RECORDS SHOWN:
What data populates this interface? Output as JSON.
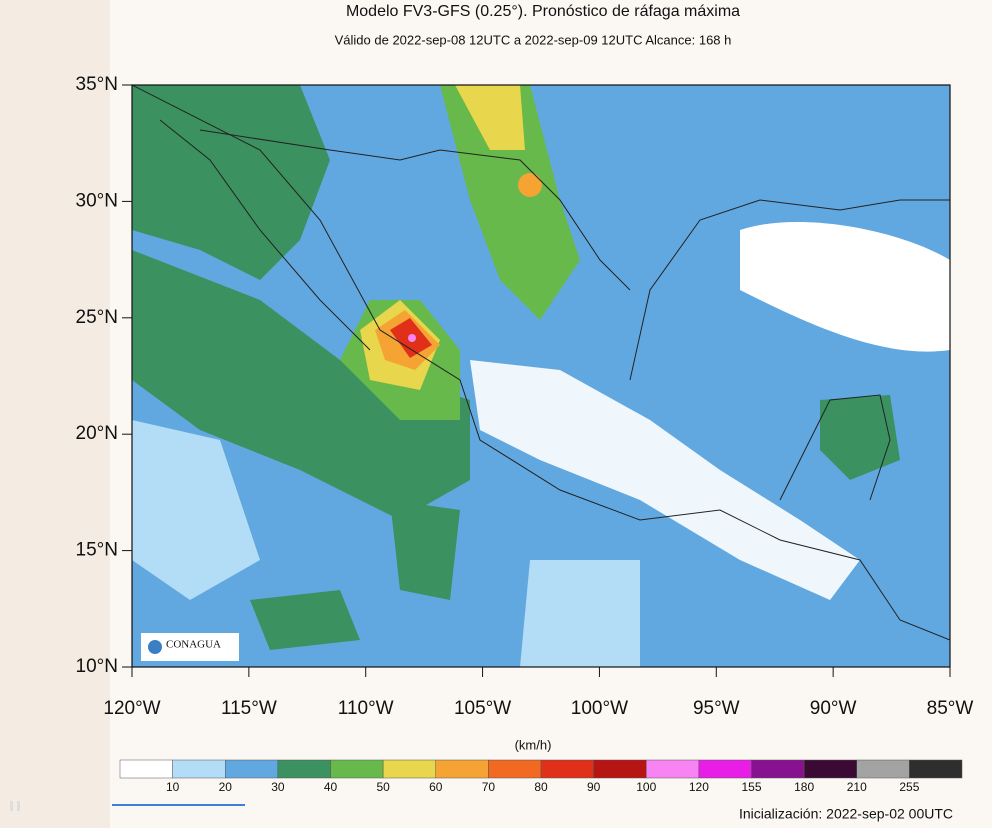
{
  "header": {
    "title": "Modelo FV3-GFS (0.25°). Pronóstico de ráfaga máxima",
    "subtitle": "Válido de 2022-sep-08 12UTC a 2022-sep-09 12UTC    Alcance: 168 h"
  },
  "map": {
    "lat_labels": [
      "35°N",
      "30°N",
      "25°N",
      "20°N",
      "15°N",
      "10°N"
    ],
    "lon_labels": [
      "120°W",
      "115°W",
      "110°W",
      "105°W",
      "100°W",
      "95°W",
      "90°W",
      "85°W"
    ],
    "logo": "CONAGUA"
  },
  "colorbar": {
    "unit": "(km/h)",
    "colors": [
      "#ffffff",
      "#b3dcf6",
      "#62a8e0",
      "#3b9160",
      "#66b94a",
      "#e8d64c",
      "#f5a434",
      "#f26a22",
      "#e1301a",
      "#b71414",
      "#f784f2",
      "#e81ee6",
      "#87128f",
      "#3a0a34",
      "#a3a3a3",
      "#2e2e2e"
    ],
    "ticks": [
      10,
      20,
      30,
      40,
      50,
      60,
      70,
      80,
      90,
      100,
      120,
      155,
      180,
      210,
      255
    ]
  },
  "footer": {
    "init": "Inicialización: 2022-sep-02 00UTC"
  }
}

WORK INSTRUCTIONS: Write the records out again in full, exactly, and skip every picture.

WRITTEN SOLUTION:
What data populates this interface? Output as JSON.
{
  "header": {
    "title": "Modelo FV3-GFS (0.25°). Pronóstico de ráfaga máxima",
    "subtitle": "Válido de 2022-sep-08 12UTC a 2022-sep-09 12UTC    Alcance: 168 h"
  },
  "map": {
    "lat_labels": [
      "35°N",
      "30°N",
      "25°N",
      "20°N",
      "15°N",
      "10°N"
    ],
    "lon_labels": [
      "120°W",
      "115°W",
      "110°W",
      "105°W",
      "100°W",
      "95°W",
      "90°W",
      "85°W"
    ],
    "logo": "CONAGUA"
  },
  "colorbar": {
    "unit": "(km/h)",
    "colors": [
      "#ffffff",
      "#b3dcf6",
      "#62a8e0",
      "#3b9160",
      "#66b94a",
      "#e8d64c",
      "#f5a434",
      "#f26a22",
      "#e1301a",
      "#b71414",
      "#f784f2",
      "#e81ee6",
      "#87128f",
      "#3a0a34",
      "#a3a3a3",
      "#2e2e2e"
    ],
    "ticks": [
      10,
      20,
      30,
      40,
      50,
      60,
      70,
      80,
      90,
      100,
      120,
      155,
      180,
      210,
      255
    ]
  },
  "footer": {
    "init": "Inicialización: 2022-sep-02 00UTC"
  }
}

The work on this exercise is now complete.